Page element annotations:
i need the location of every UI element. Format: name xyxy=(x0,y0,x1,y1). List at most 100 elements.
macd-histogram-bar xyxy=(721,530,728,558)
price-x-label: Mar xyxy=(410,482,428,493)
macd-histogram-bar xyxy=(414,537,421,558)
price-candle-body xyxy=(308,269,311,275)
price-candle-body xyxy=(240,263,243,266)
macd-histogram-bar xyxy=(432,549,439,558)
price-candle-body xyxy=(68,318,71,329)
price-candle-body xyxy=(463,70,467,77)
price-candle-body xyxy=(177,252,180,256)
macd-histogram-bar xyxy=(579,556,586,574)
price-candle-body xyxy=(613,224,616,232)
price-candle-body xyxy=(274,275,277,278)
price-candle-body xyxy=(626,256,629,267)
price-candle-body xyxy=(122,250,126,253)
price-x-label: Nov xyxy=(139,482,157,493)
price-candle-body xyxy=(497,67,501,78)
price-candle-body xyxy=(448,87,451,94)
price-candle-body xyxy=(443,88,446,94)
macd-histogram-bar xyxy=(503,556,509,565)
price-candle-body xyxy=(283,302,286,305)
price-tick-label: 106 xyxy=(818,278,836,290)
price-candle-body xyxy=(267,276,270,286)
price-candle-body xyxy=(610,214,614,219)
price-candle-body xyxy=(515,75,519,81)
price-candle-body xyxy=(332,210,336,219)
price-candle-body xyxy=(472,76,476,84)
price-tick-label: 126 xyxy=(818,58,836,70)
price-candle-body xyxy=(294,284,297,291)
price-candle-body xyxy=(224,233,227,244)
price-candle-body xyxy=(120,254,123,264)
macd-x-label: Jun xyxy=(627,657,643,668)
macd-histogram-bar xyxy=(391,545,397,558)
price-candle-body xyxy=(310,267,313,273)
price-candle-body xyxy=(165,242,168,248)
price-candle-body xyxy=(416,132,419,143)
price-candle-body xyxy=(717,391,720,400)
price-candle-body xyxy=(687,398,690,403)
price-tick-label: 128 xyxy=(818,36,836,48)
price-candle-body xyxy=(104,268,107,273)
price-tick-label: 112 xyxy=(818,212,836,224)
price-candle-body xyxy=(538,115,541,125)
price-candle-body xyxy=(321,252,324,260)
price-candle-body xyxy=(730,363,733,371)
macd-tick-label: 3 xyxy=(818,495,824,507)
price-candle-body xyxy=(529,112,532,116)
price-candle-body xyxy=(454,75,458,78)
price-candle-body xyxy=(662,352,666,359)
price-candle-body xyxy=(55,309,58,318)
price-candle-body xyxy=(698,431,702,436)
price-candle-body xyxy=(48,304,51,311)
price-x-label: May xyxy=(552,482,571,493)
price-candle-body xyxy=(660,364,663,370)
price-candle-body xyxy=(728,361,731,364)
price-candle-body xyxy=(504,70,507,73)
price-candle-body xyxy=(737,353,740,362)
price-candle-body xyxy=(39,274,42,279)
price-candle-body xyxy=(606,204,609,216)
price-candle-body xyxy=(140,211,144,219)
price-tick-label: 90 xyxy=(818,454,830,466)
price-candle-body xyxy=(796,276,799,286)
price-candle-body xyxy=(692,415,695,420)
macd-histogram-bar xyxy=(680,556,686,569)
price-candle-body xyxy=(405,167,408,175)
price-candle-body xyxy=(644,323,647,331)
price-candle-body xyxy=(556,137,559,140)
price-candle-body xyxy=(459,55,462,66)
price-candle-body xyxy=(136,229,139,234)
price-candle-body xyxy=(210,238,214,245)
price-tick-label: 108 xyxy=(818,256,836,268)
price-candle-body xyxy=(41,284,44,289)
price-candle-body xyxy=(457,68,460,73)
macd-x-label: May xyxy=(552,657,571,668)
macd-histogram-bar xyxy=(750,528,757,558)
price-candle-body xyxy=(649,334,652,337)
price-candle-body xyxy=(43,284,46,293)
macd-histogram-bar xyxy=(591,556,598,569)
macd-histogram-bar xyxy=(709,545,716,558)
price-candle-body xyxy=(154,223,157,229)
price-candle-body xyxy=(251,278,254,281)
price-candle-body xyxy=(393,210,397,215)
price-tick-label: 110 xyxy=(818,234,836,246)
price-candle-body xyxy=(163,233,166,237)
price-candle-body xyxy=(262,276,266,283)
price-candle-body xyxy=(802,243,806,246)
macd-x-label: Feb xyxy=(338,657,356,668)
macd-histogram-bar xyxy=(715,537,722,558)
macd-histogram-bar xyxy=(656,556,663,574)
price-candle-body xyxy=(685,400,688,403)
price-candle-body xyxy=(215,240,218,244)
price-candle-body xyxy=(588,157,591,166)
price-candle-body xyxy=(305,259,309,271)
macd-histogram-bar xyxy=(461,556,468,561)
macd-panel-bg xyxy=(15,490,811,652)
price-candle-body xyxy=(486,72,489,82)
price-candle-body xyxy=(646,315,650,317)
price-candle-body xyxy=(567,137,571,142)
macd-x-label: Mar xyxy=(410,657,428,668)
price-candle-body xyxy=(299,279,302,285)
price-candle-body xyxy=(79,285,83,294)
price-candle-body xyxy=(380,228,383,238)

■ Exercise: Reproduce every line of the data above without changing anything.

■ Task result:
i need the location of every UI element. Format: name xyxy=(x0,y0,x1,y1). List at most 100 elements.
macd-histogram-bar xyxy=(721,530,728,558)
price-x-label: Mar xyxy=(410,482,428,493)
macd-histogram-bar xyxy=(414,537,421,558)
price-candle-body xyxy=(308,269,311,275)
price-candle-body xyxy=(240,263,243,266)
macd-histogram-bar xyxy=(432,549,439,558)
price-candle-body xyxy=(68,318,71,329)
price-candle-body xyxy=(463,70,467,77)
price-candle-body xyxy=(177,252,180,256)
macd-histogram-bar xyxy=(579,556,586,574)
price-candle-body xyxy=(613,224,616,232)
price-candle-body xyxy=(274,275,277,278)
price-candle-body xyxy=(626,256,629,267)
price-candle-body xyxy=(122,250,126,253)
price-x-label: Nov xyxy=(139,482,157,493)
price-candle-body xyxy=(497,67,501,78)
price-candle-body xyxy=(448,87,451,94)
price-candle-body xyxy=(443,88,446,94)
macd-histogram-bar xyxy=(503,556,509,565)
price-candle-body xyxy=(283,302,286,305)
price-tick-label: 106 xyxy=(818,278,836,290)
price-candle-body xyxy=(267,276,270,286)
price-candle-body xyxy=(610,214,614,219)
price-candle-body xyxy=(515,75,519,81)
price-candle-body xyxy=(332,210,336,219)
price-candle-body xyxy=(472,76,476,84)
price-tick-label: 126 xyxy=(818,58,836,70)
price-candle-body xyxy=(294,284,297,291)
price-candle-body xyxy=(224,233,227,244)
price-candle-body xyxy=(120,254,123,264)
macd-x-label: Jun xyxy=(627,657,643,668)
macd-histogram-bar xyxy=(391,545,397,558)
price-candle-body xyxy=(310,267,313,273)
price-candle-body xyxy=(165,242,168,248)
price-candle-body xyxy=(416,132,419,143)
price-candle-body xyxy=(717,391,720,400)
price-candle-body xyxy=(687,398,690,403)
price-tick-label: 128 xyxy=(818,36,836,48)
price-candle-body xyxy=(104,268,107,273)
price-tick-label: 112 xyxy=(818,212,836,224)
price-candle-body xyxy=(538,115,541,125)
price-candle-body xyxy=(321,252,324,260)
price-candle-body xyxy=(730,363,733,371)
macd-tick-label: 3 xyxy=(818,495,824,507)
price-candle-body xyxy=(529,112,532,116)
price-candle-body xyxy=(454,75,458,78)
price-candle-body xyxy=(662,352,666,359)
price-candle-body xyxy=(55,309,58,318)
price-candle-body xyxy=(698,431,702,436)
price-candle-body xyxy=(48,304,51,311)
price-x-label: May xyxy=(552,482,571,493)
price-candle-body xyxy=(660,364,663,370)
price-candle-body xyxy=(728,361,731,364)
price-candle-body xyxy=(504,70,507,73)
price-candle-body xyxy=(737,353,740,362)
price-candle-body xyxy=(39,274,42,279)
price-candle-body xyxy=(606,204,609,216)
price-candle-body xyxy=(140,211,144,219)
price-tick-label: 90 xyxy=(818,454,830,466)
price-candle-body xyxy=(796,276,799,286)
price-candle-body xyxy=(692,415,695,420)
macd-histogram-bar xyxy=(680,556,686,569)
price-candle-body xyxy=(405,167,408,175)
price-candle-body xyxy=(644,323,647,331)
price-candle-body xyxy=(556,137,559,140)
price-candle-body xyxy=(459,55,462,66)
price-candle-body xyxy=(136,229,139,234)
price-candle-body xyxy=(210,238,214,245)
price-tick-label: 108 xyxy=(818,256,836,268)
price-candle-body xyxy=(41,284,44,289)
price-candle-body xyxy=(457,68,460,73)
macd-x-label: May xyxy=(552,657,571,668)
macd-histogram-bar xyxy=(750,528,757,558)
price-candle-body xyxy=(649,334,652,337)
price-candle-body xyxy=(43,284,46,293)
macd-histogram-bar xyxy=(591,556,598,569)
macd-histogram-bar xyxy=(709,545,716,558)
price-candle-body xyxy=(154,223,157,229)
price-candle-body xyxy=(251,278,254,281)
price-candle-body xyxy=(393,210,397,215)
price-tick-label: 110 xyxy=(818,234,836,246)
price-candle-body xyxy=(163,233,166,237)
price-candle-body xyxy=(262,276,266,283)
price-candle-body xyxy=(802,243,806,246)
macd-x-label: Feb xyxy=(338,657,356,668)
macd-histogram-bar xyxy=(715,537,722,558)
macd-histogram-bar xyxy=(656,556,663,574)
price-candle-body xyxy=(685,400,688,403)
price-candle-body xyxy=(215,240,218,244)
price-candle-body xyxy=(588,157,591,166)
price-candle-body xyxy=(305,259,309,271)
macd-histogram-bar xyxy=(461,556,468,561)
macd-panel-bg xyxy=(15,490,811,652)
price-candle-body xyxy=(486,72,489,82)
price-candle-body xyxy=(646,315,650,317)
price-candle-body xyxy=(567,137,571,142)
macd-x-label: Mar xyxy=(410,657,428,668)
price-candle-body xyxy=(299,279,302,285)
price-candle-body xyxy=(79,285,83,294)
price-candle-body xyxy=(380,228,383,238)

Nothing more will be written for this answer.